[START OF THE RECORDS]
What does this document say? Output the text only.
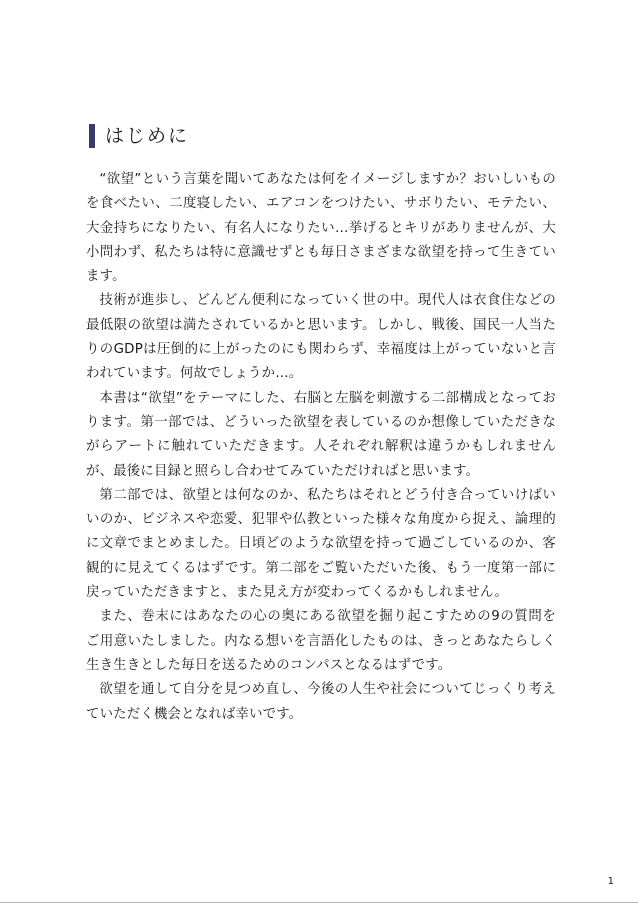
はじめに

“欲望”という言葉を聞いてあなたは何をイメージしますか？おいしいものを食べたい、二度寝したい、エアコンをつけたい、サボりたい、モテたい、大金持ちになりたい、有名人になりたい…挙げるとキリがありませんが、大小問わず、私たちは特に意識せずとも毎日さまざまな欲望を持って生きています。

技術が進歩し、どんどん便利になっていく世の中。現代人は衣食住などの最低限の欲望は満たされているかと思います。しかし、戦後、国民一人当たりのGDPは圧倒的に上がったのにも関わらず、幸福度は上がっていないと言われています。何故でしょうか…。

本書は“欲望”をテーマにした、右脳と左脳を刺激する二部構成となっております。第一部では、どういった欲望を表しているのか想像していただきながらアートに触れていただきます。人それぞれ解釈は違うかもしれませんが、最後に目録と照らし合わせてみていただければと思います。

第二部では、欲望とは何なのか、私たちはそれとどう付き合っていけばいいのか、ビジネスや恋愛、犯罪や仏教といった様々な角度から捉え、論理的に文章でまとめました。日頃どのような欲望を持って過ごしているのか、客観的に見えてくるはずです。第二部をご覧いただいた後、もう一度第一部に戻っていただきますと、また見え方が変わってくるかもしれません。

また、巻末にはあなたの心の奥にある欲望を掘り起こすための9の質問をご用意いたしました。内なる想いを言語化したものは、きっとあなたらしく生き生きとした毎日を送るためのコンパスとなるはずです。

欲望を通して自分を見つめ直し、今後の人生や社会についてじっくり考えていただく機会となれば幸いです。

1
[END OF THE RECORDS]
[START OF THE RECORDS]
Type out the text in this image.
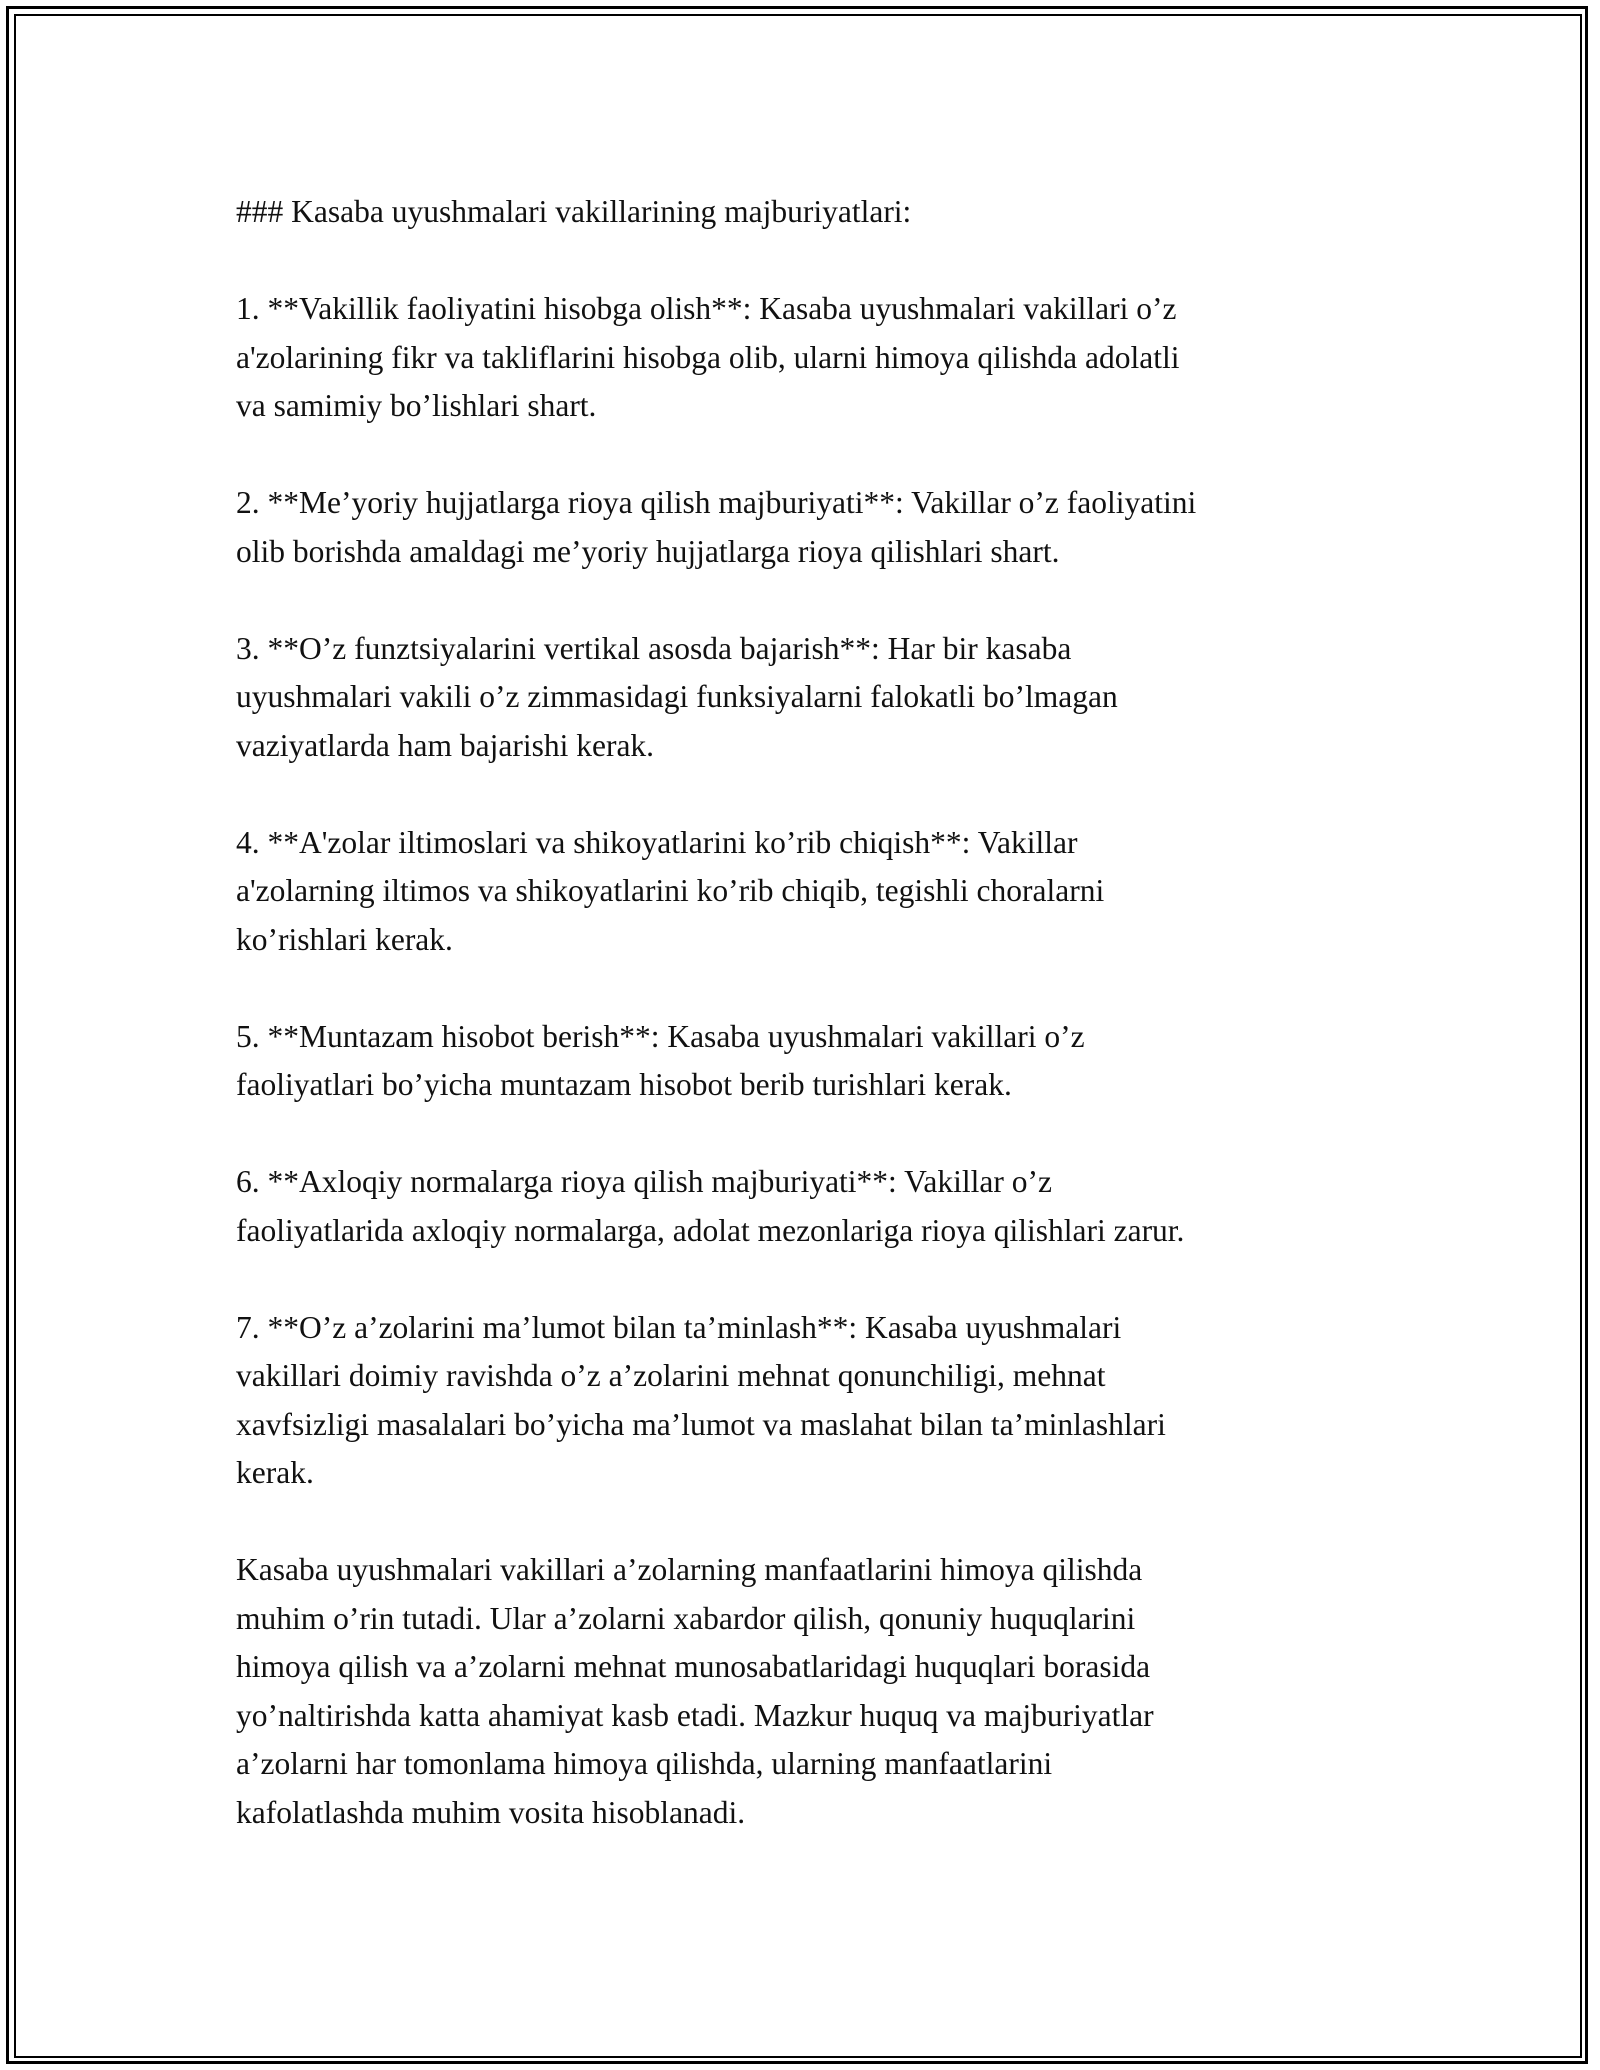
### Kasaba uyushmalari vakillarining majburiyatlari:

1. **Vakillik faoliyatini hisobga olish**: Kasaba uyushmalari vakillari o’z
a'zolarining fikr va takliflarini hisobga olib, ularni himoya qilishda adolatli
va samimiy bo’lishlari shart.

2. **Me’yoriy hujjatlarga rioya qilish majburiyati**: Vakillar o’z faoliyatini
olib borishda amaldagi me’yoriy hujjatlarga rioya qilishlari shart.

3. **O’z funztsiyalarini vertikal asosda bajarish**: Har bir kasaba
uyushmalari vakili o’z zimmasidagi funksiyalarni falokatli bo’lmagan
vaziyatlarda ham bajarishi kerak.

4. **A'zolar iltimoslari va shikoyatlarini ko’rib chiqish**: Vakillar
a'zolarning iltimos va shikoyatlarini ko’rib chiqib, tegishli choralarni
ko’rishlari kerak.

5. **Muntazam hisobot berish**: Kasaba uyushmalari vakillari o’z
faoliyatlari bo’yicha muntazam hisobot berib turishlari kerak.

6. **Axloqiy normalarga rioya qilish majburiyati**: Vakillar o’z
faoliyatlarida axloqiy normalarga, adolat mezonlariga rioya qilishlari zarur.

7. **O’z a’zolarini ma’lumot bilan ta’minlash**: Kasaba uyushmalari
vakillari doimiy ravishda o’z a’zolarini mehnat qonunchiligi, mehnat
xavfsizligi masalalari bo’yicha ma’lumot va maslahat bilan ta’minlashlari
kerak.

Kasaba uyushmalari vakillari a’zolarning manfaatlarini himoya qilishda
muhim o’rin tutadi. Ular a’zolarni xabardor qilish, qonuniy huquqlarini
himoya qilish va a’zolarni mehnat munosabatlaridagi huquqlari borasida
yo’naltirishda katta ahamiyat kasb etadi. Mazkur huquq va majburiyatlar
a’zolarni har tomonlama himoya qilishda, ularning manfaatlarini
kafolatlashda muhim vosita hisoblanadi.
[END OF THE RECORDS]
[START OF THE RECORDS]
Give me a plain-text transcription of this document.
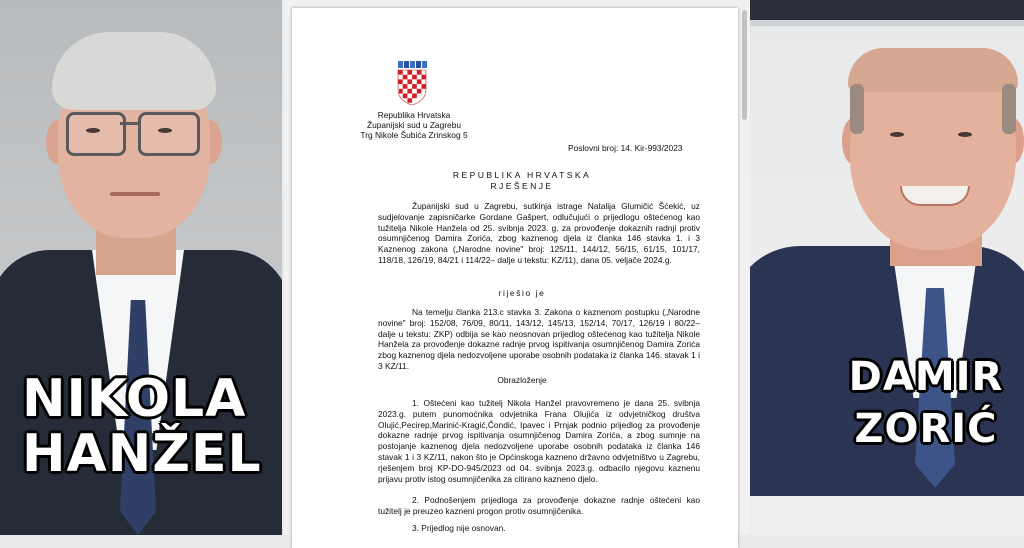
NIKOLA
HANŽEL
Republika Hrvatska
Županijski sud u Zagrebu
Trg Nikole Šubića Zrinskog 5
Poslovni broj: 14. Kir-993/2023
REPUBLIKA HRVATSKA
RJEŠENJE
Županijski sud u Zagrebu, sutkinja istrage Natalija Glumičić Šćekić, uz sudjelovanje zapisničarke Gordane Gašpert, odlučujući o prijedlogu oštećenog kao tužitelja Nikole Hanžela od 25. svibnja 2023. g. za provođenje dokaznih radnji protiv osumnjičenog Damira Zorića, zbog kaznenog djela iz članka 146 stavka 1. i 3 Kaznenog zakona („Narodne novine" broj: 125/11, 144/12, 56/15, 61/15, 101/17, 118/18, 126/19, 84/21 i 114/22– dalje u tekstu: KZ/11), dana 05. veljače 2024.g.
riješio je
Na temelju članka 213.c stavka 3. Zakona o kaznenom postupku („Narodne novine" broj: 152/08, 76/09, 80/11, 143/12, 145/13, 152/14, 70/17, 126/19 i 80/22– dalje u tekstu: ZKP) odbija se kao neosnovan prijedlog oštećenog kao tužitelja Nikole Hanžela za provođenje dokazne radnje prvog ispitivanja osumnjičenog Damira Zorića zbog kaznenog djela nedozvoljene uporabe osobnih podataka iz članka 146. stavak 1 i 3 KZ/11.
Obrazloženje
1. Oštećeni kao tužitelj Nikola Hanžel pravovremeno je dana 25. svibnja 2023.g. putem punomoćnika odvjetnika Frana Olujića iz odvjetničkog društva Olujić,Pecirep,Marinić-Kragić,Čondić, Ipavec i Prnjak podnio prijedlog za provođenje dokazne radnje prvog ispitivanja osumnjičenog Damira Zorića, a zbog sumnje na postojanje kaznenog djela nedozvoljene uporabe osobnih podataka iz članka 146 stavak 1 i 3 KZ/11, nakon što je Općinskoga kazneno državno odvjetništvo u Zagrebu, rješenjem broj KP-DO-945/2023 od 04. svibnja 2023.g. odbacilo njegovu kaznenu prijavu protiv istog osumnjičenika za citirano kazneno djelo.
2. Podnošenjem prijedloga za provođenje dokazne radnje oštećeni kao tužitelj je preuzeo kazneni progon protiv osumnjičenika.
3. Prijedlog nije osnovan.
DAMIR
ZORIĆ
[END OF THE RECORDS]
PROBLEM STATEMENT:
Filter the data, keeping only the lines that contain "text".

THE OUTPUT:
What does this document say? Output the text only.
Type out the text in this image.
Give me a plain-text transcription of this document.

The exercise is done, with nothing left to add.